--- YOUR TASK ---
Identify each line containing the word "氟化物的测定" and copy it.

_ _ _ _ _ _ _

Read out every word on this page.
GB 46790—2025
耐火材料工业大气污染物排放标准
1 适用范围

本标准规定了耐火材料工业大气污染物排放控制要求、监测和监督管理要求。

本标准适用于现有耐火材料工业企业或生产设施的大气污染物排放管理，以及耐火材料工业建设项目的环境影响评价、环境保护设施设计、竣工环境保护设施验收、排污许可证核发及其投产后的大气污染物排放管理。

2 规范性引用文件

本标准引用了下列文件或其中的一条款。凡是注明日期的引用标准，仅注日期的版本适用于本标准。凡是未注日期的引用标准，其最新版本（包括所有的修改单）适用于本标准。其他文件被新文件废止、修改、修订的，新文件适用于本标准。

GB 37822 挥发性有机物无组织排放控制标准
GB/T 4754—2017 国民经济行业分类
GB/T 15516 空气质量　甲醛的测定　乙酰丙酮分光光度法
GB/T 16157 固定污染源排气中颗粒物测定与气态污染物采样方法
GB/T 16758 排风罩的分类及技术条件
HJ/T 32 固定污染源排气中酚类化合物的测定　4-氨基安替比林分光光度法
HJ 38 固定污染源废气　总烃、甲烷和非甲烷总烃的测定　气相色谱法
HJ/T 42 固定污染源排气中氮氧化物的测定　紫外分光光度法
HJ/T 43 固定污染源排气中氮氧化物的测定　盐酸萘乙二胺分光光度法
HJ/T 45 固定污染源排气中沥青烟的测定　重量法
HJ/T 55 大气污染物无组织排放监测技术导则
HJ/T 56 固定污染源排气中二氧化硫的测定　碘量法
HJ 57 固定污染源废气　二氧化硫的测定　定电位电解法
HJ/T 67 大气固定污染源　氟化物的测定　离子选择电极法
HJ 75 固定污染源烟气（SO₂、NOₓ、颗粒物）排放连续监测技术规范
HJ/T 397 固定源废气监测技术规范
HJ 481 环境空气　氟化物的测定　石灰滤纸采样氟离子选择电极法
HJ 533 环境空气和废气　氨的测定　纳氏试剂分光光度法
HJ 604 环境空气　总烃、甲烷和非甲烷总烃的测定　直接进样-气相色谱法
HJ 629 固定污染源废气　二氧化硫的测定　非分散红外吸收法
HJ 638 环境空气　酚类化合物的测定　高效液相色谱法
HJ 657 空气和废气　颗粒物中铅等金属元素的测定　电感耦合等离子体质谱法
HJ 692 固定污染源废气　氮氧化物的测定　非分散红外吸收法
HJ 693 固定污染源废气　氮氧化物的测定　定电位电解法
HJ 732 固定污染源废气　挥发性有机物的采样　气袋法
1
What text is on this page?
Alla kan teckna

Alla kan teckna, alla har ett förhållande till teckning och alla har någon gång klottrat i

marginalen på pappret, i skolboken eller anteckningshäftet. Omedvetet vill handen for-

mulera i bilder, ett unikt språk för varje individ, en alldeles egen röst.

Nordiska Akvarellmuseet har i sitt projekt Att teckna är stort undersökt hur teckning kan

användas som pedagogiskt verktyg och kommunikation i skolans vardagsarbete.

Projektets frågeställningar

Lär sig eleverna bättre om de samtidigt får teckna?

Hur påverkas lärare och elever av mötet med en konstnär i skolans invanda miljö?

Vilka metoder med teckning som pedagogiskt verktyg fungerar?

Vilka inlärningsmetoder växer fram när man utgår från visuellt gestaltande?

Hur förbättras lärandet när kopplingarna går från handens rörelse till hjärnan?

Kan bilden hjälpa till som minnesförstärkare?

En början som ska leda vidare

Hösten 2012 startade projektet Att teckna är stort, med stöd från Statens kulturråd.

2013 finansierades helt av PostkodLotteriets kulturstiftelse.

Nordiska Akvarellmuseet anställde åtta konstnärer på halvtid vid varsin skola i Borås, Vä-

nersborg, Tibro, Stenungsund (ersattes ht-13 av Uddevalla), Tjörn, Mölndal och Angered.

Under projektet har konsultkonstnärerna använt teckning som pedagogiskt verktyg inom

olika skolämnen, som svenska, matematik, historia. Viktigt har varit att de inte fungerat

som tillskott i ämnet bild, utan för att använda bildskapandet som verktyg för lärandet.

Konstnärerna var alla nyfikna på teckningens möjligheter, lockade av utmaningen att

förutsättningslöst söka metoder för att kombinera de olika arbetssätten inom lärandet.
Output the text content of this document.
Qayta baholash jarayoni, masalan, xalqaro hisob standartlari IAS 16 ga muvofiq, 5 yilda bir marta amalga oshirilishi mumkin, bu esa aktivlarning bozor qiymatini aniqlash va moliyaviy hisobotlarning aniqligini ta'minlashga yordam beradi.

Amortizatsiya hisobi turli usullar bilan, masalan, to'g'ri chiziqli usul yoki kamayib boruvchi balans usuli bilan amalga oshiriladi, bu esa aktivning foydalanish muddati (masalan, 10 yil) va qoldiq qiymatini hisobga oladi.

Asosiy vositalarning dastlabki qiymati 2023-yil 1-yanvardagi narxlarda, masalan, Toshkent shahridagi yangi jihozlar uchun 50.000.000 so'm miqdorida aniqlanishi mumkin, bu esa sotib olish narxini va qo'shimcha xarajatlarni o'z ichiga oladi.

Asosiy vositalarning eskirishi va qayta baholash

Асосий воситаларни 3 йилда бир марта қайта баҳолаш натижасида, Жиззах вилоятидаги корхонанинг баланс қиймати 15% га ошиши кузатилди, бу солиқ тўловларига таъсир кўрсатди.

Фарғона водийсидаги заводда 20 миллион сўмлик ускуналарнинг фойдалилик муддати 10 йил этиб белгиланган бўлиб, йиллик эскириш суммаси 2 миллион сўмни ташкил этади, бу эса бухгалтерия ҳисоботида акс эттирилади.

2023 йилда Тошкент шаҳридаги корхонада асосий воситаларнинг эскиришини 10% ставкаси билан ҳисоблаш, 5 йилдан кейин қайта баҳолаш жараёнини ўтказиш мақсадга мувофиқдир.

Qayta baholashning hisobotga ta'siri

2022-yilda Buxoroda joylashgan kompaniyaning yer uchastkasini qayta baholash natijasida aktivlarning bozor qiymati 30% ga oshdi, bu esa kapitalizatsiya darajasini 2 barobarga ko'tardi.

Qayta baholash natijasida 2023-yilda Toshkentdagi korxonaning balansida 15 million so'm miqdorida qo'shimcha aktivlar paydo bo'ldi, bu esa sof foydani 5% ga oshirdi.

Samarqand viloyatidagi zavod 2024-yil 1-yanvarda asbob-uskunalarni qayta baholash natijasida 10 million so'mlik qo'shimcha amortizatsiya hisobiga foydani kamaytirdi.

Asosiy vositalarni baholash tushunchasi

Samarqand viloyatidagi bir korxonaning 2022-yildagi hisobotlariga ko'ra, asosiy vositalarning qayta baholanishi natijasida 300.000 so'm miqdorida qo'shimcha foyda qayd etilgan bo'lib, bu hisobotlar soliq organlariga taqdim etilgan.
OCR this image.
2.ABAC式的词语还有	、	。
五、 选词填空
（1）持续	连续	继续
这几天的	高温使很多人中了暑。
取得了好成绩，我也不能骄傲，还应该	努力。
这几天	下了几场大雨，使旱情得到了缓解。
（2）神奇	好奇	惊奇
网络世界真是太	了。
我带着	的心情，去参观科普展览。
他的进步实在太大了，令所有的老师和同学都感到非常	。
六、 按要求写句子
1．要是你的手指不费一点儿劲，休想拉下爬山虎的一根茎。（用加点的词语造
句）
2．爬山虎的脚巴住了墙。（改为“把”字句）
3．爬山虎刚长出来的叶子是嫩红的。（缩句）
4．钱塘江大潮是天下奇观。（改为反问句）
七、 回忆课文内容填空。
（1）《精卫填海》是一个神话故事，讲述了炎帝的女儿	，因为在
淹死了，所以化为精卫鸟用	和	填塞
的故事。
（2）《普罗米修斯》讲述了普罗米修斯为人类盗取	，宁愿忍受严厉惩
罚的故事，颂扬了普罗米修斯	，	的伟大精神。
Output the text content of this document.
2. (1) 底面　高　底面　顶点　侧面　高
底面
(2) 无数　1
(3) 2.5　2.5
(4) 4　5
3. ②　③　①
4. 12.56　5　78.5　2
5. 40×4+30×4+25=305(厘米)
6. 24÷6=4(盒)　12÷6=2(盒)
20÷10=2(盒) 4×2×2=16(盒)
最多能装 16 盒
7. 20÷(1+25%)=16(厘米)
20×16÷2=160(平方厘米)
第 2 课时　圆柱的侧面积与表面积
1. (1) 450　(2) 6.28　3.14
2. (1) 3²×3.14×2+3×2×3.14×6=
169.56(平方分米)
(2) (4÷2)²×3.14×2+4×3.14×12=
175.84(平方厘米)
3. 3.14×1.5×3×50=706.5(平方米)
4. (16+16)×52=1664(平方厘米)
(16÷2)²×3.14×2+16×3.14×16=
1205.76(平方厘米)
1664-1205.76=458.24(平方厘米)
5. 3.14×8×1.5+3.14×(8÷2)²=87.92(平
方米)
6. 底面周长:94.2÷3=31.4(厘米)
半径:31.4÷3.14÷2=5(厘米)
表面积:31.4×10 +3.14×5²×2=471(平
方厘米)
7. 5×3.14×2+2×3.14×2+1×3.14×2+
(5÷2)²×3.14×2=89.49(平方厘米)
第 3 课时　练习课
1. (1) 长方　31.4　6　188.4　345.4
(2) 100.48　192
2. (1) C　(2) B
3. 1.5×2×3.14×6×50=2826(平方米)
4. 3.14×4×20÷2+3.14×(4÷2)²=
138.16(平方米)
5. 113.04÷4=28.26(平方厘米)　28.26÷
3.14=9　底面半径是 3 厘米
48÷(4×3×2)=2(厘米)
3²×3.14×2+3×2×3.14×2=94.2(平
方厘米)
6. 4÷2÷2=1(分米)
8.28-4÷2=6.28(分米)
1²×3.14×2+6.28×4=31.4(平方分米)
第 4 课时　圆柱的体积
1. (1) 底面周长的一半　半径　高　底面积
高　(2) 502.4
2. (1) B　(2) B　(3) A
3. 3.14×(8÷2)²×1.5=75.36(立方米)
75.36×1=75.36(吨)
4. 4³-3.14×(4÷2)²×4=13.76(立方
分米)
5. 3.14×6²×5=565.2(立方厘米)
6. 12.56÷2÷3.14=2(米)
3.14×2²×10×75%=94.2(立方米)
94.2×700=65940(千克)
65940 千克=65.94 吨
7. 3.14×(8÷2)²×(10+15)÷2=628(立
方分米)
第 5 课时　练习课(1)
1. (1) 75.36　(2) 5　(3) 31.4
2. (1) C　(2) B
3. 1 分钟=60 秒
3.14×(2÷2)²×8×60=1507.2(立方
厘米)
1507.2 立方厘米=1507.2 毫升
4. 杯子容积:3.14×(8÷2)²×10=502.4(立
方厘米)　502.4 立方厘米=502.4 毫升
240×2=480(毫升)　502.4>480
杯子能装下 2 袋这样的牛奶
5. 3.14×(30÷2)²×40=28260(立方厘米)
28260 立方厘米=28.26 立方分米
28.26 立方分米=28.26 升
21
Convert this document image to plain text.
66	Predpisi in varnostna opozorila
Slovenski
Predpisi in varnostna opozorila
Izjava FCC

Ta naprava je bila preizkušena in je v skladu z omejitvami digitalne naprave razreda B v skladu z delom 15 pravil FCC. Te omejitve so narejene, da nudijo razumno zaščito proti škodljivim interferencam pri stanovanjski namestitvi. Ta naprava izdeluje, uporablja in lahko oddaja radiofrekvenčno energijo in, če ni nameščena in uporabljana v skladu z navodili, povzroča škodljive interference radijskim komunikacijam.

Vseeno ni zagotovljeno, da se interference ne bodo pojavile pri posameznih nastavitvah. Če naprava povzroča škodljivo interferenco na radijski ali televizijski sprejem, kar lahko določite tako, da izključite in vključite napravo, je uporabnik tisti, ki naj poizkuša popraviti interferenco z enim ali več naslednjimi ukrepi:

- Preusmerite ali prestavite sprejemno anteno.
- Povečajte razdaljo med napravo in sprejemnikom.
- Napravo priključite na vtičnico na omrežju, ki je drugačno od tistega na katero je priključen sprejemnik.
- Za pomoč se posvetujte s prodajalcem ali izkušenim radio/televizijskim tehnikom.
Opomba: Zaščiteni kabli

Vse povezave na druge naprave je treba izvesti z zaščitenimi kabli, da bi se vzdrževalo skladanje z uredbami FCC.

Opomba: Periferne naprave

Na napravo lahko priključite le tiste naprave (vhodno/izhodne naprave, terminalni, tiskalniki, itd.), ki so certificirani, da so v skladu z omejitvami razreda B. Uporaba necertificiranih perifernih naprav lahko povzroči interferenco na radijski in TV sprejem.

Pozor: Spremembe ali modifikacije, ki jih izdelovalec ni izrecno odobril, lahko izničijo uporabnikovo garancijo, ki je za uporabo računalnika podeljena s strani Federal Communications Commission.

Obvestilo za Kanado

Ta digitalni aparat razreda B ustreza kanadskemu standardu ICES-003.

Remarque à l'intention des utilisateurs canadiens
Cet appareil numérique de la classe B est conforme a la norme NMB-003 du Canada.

_ _ _ _ _ _ _

--- WRITTEN ANSWER ---
HJ/T 67 大气固定污染源　氟化物的测定　离子选择电极法
HJ 481 环境空气　氟化物的测定　石灰滤纸采样氟离子选择电极法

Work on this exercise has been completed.